**Source passage:**
Tuesday, June 7, 2016
Cook County, Illinois, Births 1923 - 1939
It has been so long since I last did any volunteer indexing of FamilySearch.org's digitized documents that I almost forgot my own user name. Now, that's a problem.
This time, I took a spin through all the choices—there are multiple collections still clamoring for volunteer assistance, including international records—and looked for more Cook County, Illinois, records. That's my husband's paternal line home, better known to the world as the city of Chicago.
I selected the U.S. file for the state of Illinois which included birth records for the years between 1923 and 1939—"Part E," giving an idea how large this collection must be.
I thought this would be easy and informative, and I was especially motivated, since I might even run across the very birth records of my father in law, Frank Stevens, or his brothers. This was their decade as well as their hometown.
That was not in the cards, as it turned out. I downloaded my short batch of records and to my dismay, discovered my eyesight might not be up to the task. It seems each digitized record had been originally printed on forms with the type of background designed to call attention to forgeries or other tampering of records. This was, after all, Chicago.

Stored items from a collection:
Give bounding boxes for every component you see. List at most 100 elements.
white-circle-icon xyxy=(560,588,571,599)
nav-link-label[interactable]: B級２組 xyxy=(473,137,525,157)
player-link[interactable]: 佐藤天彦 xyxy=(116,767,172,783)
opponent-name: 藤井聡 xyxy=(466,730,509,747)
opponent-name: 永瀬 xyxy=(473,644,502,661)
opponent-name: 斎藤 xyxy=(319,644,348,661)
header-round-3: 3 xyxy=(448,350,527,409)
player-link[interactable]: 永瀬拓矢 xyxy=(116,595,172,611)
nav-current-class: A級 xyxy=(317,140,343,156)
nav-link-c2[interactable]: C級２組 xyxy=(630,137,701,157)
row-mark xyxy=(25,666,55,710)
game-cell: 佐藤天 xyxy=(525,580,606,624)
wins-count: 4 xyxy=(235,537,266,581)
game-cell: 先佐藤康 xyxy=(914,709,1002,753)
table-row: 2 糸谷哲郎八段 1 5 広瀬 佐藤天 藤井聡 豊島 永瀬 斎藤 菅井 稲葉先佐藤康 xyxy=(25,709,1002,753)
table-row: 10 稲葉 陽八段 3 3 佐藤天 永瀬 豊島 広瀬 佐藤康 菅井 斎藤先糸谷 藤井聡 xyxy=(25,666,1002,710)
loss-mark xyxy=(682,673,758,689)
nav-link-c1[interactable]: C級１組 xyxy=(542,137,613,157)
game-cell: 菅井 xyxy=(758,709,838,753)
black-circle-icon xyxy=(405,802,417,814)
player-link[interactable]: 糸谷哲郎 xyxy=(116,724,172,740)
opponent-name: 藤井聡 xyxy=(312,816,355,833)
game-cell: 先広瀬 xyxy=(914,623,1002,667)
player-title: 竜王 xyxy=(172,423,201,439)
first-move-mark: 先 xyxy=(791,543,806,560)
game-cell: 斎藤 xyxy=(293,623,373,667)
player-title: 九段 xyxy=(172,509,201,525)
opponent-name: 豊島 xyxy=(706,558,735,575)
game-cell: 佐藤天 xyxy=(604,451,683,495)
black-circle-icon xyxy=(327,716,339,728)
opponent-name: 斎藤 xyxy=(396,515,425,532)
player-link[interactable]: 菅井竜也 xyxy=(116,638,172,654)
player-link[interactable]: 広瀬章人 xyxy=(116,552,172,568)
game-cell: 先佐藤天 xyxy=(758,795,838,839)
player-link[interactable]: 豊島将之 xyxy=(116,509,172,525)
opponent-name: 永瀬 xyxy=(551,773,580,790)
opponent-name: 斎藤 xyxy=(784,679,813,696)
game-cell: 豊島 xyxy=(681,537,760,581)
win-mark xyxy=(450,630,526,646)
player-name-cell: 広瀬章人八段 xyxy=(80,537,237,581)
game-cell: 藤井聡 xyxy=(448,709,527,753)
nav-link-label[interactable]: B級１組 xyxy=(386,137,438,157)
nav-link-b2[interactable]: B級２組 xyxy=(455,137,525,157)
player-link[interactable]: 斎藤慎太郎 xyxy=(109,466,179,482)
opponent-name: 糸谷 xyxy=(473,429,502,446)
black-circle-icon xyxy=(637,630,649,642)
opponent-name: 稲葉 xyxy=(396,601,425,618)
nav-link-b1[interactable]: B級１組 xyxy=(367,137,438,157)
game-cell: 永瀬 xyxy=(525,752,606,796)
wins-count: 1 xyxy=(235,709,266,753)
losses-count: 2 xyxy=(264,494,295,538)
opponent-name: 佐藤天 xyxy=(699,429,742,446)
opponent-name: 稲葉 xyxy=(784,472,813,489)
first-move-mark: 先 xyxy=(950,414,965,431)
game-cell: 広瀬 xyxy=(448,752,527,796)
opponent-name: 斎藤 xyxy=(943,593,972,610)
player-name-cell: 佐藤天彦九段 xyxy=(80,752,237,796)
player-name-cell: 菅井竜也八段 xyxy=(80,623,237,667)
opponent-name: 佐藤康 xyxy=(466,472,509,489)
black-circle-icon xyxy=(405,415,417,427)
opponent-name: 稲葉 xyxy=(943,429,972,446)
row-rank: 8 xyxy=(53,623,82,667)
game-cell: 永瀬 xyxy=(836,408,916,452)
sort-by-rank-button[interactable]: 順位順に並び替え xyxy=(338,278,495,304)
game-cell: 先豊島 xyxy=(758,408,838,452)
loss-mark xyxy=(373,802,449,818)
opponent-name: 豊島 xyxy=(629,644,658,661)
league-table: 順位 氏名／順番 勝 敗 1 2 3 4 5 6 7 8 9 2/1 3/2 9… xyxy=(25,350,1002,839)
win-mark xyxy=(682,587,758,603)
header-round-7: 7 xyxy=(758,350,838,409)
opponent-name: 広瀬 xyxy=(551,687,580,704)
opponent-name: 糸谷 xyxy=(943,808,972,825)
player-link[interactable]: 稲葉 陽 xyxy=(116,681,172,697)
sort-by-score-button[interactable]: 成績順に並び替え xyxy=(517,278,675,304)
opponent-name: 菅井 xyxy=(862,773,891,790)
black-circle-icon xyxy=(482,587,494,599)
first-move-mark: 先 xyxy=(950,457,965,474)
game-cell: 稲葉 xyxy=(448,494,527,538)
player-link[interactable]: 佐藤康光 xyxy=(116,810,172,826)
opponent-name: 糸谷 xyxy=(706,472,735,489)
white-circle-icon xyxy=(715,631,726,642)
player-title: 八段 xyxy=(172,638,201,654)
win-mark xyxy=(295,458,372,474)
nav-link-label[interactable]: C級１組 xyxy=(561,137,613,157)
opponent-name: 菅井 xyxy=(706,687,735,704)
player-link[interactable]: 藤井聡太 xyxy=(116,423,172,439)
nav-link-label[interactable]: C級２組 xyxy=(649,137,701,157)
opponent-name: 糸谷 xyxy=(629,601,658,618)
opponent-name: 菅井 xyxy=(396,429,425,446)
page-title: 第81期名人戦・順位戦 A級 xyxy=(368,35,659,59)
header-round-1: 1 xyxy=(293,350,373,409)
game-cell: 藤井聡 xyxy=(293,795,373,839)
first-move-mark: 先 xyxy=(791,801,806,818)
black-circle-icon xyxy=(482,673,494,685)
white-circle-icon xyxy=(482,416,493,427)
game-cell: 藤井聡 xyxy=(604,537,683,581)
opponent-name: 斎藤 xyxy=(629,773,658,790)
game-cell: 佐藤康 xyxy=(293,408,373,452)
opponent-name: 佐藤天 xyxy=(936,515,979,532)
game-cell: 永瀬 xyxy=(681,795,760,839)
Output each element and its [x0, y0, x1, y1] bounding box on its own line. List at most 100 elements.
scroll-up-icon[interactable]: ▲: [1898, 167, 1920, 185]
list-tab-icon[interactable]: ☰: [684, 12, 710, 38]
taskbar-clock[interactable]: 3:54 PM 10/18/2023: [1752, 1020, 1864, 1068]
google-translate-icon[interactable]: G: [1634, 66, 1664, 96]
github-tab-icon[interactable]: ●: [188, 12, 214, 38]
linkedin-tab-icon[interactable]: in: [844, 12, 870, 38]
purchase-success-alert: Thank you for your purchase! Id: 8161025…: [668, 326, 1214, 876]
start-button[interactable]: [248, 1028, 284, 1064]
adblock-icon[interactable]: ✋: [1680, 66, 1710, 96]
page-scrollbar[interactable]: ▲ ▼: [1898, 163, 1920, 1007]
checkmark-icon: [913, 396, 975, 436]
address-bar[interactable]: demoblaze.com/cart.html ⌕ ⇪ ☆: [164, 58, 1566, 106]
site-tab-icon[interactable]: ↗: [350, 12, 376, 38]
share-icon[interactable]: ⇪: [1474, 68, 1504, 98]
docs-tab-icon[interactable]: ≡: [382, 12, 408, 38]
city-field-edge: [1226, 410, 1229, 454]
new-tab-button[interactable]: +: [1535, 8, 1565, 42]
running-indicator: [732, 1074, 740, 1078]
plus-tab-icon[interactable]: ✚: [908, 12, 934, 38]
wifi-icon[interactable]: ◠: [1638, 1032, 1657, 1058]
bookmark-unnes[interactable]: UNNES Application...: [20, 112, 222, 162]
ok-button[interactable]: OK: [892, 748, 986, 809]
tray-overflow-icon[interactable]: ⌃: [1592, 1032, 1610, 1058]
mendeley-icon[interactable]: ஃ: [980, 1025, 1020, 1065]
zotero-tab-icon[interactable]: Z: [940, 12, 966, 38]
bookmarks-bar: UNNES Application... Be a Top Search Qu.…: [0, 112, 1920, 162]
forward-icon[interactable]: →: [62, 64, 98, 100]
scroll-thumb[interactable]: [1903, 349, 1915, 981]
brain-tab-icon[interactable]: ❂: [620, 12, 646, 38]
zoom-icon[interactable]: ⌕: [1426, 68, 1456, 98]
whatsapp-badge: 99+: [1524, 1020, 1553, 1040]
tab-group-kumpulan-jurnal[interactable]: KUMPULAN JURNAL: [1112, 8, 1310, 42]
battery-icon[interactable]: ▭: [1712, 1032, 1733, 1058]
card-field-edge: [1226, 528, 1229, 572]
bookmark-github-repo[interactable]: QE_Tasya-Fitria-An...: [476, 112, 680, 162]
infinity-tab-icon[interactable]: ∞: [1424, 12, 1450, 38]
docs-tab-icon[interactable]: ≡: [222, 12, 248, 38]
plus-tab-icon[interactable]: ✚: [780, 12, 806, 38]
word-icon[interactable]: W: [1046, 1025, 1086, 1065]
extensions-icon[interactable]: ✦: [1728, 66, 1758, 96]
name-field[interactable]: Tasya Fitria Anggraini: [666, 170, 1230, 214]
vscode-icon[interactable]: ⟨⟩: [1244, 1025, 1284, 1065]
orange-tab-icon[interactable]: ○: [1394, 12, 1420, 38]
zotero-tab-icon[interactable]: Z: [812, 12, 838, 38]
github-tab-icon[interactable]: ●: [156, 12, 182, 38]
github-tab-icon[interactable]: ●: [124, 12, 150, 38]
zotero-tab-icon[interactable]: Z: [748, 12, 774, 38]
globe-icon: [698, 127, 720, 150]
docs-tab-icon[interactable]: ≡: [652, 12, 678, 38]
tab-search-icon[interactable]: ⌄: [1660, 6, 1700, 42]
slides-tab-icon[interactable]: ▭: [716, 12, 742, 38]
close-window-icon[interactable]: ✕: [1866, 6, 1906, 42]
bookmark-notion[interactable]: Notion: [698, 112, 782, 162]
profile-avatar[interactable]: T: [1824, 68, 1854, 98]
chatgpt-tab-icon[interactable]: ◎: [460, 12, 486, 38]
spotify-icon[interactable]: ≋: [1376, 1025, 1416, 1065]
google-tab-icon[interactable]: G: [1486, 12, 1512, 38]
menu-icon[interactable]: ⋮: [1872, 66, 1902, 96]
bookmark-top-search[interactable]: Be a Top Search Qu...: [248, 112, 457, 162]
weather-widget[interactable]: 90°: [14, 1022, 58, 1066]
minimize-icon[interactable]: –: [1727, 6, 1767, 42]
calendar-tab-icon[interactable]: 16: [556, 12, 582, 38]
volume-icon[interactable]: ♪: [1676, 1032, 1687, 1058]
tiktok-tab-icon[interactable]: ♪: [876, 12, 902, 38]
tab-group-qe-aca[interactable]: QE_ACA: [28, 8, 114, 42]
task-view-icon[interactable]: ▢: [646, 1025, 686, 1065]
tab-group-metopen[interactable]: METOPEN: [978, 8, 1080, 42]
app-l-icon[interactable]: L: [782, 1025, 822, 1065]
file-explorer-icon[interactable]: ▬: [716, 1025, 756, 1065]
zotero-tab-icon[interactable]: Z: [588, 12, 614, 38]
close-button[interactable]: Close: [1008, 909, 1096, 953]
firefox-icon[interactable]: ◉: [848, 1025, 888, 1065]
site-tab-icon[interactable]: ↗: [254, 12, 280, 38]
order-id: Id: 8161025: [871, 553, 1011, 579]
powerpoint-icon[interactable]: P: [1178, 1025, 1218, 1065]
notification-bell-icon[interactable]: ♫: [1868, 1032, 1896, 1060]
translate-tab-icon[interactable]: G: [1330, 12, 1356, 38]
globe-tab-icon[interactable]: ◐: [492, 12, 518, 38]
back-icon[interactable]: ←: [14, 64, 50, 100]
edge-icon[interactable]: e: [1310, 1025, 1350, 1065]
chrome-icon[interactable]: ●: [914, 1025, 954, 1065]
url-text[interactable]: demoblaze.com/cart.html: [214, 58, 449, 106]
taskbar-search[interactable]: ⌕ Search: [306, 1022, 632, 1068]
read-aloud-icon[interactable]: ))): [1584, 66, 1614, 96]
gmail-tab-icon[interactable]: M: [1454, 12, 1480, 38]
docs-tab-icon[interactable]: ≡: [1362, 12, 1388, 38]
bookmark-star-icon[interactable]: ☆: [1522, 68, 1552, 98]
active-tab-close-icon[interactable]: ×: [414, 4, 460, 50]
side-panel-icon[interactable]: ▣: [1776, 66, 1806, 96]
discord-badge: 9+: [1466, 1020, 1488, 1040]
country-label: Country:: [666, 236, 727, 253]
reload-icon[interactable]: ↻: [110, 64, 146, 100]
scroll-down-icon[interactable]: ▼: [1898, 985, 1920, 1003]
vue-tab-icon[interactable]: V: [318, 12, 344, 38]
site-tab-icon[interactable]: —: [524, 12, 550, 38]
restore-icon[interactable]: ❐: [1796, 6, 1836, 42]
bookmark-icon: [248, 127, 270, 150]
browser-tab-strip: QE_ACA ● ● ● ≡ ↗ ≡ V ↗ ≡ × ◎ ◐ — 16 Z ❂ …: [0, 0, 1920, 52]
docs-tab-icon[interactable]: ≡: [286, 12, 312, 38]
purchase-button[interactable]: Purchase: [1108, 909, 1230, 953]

**Exercise description:** Transcribe everything in the post on Cook County birth records from "This time, I" down to "collection must be.".

**Solution to this task:**
This time, I took a spin through all the choices—there are multiple collections still clamoring for volunteer assistance, including international records—and looked for more Cook County, Illinois, records. That's my husband's paternal line home, better known to the world as the city of Chicago.
I selected the U.S. file for the state of Illinois which included birth records for the years between 1923 and 1939—"Part E," giving an idea how large this collection must be.